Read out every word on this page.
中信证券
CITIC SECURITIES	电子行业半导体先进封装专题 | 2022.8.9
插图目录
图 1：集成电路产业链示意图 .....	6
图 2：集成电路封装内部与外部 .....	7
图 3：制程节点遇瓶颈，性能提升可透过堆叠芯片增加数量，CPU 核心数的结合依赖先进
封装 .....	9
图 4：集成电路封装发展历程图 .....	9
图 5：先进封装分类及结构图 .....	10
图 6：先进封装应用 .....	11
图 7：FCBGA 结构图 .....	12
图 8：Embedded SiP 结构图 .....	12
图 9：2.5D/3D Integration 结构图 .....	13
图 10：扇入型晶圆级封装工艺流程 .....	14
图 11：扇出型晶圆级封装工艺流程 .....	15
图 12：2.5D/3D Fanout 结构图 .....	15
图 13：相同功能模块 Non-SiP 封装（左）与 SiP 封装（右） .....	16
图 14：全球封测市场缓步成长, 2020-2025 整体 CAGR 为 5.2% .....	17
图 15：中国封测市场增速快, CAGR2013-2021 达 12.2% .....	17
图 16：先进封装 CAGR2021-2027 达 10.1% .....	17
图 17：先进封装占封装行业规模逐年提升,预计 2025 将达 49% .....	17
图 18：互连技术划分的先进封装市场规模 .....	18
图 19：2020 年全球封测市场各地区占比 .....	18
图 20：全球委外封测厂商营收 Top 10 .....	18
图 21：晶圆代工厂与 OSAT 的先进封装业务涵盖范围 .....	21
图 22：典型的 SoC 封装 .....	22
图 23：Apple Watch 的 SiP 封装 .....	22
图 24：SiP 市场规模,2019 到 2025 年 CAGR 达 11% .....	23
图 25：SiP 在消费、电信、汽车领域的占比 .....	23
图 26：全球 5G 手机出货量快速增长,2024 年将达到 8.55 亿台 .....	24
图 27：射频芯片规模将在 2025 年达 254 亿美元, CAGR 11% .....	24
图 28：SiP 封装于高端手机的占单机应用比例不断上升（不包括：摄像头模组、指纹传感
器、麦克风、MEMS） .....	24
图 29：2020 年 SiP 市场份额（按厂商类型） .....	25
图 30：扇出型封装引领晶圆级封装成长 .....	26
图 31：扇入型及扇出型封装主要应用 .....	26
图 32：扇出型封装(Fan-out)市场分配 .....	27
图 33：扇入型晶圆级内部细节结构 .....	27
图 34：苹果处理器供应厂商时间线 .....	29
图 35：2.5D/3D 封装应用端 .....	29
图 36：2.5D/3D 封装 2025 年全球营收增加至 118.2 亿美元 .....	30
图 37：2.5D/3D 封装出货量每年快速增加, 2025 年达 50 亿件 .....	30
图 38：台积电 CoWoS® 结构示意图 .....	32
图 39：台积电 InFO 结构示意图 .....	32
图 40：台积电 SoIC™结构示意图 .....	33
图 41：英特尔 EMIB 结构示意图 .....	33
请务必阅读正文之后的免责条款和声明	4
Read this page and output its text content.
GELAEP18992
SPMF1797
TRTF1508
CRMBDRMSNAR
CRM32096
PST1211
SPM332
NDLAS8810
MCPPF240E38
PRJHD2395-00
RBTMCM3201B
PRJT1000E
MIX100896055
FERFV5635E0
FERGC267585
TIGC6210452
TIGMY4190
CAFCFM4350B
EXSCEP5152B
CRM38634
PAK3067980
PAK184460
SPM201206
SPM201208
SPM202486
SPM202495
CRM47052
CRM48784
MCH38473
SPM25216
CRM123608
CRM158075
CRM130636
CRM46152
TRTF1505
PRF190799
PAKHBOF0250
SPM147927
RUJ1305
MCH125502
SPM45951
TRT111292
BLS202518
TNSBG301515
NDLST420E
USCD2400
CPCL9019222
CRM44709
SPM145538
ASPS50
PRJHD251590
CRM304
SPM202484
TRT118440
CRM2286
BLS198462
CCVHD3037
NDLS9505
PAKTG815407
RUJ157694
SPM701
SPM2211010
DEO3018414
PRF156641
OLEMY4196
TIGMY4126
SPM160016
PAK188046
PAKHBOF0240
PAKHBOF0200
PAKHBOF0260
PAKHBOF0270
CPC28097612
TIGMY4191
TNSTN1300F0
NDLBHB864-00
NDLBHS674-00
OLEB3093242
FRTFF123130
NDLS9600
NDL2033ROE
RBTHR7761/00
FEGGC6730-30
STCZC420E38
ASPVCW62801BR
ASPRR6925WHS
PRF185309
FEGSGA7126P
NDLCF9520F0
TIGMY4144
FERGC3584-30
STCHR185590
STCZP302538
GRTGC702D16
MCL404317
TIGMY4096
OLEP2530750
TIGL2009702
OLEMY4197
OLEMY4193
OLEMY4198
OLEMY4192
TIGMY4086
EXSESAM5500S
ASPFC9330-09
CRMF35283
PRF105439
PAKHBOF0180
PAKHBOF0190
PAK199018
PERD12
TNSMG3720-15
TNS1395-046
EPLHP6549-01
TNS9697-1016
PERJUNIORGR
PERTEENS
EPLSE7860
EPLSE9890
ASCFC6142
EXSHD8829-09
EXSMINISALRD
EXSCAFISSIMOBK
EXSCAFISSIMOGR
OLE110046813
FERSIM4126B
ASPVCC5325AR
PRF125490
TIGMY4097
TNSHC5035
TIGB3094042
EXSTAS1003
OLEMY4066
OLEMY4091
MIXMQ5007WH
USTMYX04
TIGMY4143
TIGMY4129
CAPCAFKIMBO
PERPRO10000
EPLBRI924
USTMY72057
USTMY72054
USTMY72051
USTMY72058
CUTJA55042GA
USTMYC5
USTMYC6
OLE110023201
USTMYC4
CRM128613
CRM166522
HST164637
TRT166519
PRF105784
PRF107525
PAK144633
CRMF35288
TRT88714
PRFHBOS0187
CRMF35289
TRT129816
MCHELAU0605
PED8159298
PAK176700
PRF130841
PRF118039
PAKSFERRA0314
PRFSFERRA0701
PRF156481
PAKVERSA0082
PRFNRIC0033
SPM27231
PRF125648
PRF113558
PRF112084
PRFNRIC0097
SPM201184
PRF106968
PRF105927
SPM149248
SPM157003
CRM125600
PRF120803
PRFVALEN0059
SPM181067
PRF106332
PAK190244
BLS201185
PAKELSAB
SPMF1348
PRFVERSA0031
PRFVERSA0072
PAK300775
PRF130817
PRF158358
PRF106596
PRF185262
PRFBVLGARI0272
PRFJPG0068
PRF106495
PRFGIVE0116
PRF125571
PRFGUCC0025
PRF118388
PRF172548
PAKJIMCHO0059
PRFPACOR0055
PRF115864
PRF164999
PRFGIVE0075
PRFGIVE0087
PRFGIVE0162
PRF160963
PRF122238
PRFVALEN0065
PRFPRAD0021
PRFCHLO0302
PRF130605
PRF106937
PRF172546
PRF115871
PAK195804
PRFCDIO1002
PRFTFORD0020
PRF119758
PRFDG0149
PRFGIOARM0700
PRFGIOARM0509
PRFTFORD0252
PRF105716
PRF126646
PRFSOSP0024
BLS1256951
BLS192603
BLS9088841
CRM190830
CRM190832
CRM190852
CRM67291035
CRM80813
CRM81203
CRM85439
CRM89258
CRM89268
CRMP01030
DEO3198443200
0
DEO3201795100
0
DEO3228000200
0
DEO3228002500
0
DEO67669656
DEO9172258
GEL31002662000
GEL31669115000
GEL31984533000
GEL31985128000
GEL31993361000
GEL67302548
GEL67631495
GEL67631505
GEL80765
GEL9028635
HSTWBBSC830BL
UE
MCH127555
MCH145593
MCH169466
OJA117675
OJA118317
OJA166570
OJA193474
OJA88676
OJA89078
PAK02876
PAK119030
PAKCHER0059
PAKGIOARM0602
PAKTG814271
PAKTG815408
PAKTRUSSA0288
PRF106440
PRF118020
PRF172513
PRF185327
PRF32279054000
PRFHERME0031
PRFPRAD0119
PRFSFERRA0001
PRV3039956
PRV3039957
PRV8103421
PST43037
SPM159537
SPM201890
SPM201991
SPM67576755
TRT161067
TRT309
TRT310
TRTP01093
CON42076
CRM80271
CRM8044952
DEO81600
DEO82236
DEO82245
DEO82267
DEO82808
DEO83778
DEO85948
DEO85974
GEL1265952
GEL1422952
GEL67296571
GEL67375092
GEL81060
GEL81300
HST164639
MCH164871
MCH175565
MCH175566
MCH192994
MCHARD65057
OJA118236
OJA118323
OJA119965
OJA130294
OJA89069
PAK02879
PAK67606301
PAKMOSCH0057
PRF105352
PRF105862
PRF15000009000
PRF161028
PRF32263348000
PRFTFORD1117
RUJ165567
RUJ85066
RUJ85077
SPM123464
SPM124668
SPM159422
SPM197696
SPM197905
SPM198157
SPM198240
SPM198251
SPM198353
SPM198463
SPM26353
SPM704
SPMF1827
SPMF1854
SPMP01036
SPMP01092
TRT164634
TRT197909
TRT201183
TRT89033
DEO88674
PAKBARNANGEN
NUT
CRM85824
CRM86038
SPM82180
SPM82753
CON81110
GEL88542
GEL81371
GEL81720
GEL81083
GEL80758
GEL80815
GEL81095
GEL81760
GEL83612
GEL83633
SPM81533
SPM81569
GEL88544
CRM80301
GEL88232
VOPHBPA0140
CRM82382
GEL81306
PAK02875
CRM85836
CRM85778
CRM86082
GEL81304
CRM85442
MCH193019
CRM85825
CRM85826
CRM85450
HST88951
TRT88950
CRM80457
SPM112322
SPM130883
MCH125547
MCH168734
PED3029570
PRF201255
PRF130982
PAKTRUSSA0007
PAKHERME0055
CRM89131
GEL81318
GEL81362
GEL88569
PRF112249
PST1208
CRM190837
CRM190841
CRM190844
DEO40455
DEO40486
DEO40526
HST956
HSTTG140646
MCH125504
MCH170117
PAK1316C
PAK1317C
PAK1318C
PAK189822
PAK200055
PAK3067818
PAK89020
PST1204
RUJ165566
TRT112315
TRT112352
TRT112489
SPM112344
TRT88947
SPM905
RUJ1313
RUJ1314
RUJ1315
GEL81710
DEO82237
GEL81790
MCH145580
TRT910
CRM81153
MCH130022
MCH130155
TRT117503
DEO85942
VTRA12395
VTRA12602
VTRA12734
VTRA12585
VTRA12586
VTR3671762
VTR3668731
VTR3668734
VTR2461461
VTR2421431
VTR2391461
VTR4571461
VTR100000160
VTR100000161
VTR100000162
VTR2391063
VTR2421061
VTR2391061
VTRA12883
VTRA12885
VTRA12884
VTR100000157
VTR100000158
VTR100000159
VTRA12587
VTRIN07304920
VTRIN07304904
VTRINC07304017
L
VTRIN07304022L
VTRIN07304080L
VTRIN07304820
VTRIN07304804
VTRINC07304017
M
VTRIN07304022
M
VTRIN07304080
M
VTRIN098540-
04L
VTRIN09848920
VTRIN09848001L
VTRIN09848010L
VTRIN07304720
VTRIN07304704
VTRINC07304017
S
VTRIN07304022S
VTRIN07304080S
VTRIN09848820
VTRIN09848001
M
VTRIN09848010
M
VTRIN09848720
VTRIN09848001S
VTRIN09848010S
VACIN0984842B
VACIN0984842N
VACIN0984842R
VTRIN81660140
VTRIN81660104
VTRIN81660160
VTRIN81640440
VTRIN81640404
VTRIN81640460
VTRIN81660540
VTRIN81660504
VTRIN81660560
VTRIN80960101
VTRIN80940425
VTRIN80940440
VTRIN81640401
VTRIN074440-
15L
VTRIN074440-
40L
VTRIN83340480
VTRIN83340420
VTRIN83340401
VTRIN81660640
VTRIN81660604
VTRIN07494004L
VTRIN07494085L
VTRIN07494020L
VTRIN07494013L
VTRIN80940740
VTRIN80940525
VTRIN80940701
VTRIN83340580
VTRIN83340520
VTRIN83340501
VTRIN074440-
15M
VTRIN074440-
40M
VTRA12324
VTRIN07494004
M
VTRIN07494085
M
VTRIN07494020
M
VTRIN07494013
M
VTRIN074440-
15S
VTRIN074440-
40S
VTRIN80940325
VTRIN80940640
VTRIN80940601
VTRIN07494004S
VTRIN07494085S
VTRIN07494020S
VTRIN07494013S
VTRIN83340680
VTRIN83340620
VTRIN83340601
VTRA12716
——————
▶ Set exercise:
From the entries above, copy each line holding "结构示意图".

▶ Solution to this task:
图 38：台积电 CoWoS® 结构示意图 .....	32
图 39：台积电 InFO 结构示意图 .....	32
图 40：台积电 SoIC™结构示意图 .....	33
图 41：英特尔 EMIB 结构示意图 .....	33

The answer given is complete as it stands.